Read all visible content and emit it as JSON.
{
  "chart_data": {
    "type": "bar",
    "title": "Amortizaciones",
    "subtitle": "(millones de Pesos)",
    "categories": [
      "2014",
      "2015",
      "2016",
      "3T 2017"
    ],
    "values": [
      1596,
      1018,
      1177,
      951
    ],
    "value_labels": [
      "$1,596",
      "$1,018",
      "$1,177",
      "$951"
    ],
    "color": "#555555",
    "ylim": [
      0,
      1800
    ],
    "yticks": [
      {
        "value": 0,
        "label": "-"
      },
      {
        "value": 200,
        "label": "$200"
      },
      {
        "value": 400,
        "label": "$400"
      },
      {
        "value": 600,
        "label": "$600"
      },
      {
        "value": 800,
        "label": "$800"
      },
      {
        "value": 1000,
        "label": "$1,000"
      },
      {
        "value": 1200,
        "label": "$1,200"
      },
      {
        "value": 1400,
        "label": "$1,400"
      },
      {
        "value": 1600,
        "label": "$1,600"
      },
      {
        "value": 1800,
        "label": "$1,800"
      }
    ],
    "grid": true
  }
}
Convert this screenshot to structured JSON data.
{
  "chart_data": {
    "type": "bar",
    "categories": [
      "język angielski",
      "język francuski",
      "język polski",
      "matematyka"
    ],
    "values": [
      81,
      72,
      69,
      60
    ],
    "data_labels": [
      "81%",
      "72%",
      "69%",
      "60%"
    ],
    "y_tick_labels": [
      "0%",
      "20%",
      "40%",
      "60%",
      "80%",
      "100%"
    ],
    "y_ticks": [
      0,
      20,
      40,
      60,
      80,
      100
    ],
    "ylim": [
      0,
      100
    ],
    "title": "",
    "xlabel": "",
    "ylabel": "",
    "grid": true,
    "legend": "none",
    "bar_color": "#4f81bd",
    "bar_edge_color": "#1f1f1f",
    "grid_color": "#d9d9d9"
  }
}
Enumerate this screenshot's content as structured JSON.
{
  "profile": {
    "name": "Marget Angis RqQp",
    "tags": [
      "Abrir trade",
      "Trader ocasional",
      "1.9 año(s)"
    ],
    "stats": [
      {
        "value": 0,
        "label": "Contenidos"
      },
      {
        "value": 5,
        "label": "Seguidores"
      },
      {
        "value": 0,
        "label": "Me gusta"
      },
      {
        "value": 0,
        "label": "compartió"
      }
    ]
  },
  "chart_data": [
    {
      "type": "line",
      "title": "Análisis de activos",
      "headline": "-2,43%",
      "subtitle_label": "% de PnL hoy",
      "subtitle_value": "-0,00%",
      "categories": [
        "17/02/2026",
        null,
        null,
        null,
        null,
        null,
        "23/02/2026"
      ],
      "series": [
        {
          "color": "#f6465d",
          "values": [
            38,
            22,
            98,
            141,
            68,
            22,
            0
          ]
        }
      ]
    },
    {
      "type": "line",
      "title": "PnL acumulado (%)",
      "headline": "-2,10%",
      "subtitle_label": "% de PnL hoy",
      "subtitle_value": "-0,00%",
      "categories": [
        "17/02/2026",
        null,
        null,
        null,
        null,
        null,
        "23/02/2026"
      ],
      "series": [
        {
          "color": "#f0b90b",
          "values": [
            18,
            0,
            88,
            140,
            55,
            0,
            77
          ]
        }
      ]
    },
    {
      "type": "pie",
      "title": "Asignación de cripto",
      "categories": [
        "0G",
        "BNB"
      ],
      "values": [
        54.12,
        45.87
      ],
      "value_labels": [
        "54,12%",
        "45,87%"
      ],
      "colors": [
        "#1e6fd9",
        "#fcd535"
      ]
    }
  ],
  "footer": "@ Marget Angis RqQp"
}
◇ ◇ ◇ ◇ ◇
▶ [Your objective]:
For the entries above, count the lines that contain the string "structured", and state that number without further comment.

▶ [Output of the task]:
2